Exercise description
Please copy the rows below exactly as they appear.

---------------

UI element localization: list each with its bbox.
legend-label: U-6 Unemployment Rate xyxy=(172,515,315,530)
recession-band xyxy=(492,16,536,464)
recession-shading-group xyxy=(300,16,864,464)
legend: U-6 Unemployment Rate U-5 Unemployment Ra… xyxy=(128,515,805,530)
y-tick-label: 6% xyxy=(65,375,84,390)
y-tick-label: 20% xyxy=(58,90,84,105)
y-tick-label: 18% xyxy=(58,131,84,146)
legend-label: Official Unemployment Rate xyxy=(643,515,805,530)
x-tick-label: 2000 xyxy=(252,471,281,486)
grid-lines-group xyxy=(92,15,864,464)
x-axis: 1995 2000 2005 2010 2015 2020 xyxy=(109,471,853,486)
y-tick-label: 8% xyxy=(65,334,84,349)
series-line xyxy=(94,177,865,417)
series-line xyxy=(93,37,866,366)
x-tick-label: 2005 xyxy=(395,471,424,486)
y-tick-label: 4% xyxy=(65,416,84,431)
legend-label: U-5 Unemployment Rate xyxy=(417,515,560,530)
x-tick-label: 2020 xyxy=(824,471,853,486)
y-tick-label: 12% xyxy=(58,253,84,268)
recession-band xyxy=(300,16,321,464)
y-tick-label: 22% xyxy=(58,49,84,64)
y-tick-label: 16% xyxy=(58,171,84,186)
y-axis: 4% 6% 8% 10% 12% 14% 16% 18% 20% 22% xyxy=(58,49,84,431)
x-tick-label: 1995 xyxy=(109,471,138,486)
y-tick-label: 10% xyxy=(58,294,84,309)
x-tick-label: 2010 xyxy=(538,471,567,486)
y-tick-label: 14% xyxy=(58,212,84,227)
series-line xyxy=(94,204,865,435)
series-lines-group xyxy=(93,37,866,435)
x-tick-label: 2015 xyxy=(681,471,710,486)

---------------

Reply
UI element localization: list each with its bbox.
legend-label: U-6 Unemployment Rate xyxy=(172,515,315,530)
recession-band xyxy=(492,16,536,464)
recession-shading-group xyxy=(300,16,864,464)
legend: U-6 Unemployment Rate U-5 Unemployment Ra… xyxy=(128,515,805,530)
y-tick-label: 6% xyxy=(65,375,84,390)
y-tick-label: 20% xyxy=(58,90,84,105)
y-tick-label: 18% xyxy=(58,131,84,146)
legend-label: Official Unemployment Rate xyxy=(643,515,805,530)
x-tick-label: 2000 xyxy=(252,471,281,486)
grid-lines-group xyxy=(92,15,864,464)
x-axis: 1995 2000 2005 2010 2015 2020 xyxy=(109,471,853,486)
y-tick-label: 8% xyxy=(65,334,84,349)
series-line xyxy=(94,177,865,417)
series-line xyxy=(93,37,866,366)
x-tick-label: 2005 xyxy=(395,471,424,486)
y-tick-label: 4% xyxy=(65,416,84,431)
legend-label: U-5 Unemployment Rate xyxy=(417,515,560,530)
x-tick-label: 2020 xyxy=(824,471,853,486)
y-tick-label: 12% xyxy=(58,253,84,268)
recession-band xyxy=(300,16,321,464)
y-tick-label: 22% xyxy=(58,49,84,64)
y-tick-label: 16% xyxy=(58,171,84,186)
y-axis: 4% 6% 8% 10% 12% 14% 16% 18% 20% 22% xyxy=(58,49,84,431)
x-tick-label: 1995 xyxy=(109,471,138,486)
y-tick-label: 10% xyxy=(58,294,84,309)
x-tick-label: 2010 xyxy=(538,471,567,486)
y-tick-label: 14% xyxy=(58,212,84,227)
series-line xyxy=(94,204,865,435)
series-lines-group xyxy=(93,37,866,435)
x-tick-label: 2015 xyxy=(681,471,710,486)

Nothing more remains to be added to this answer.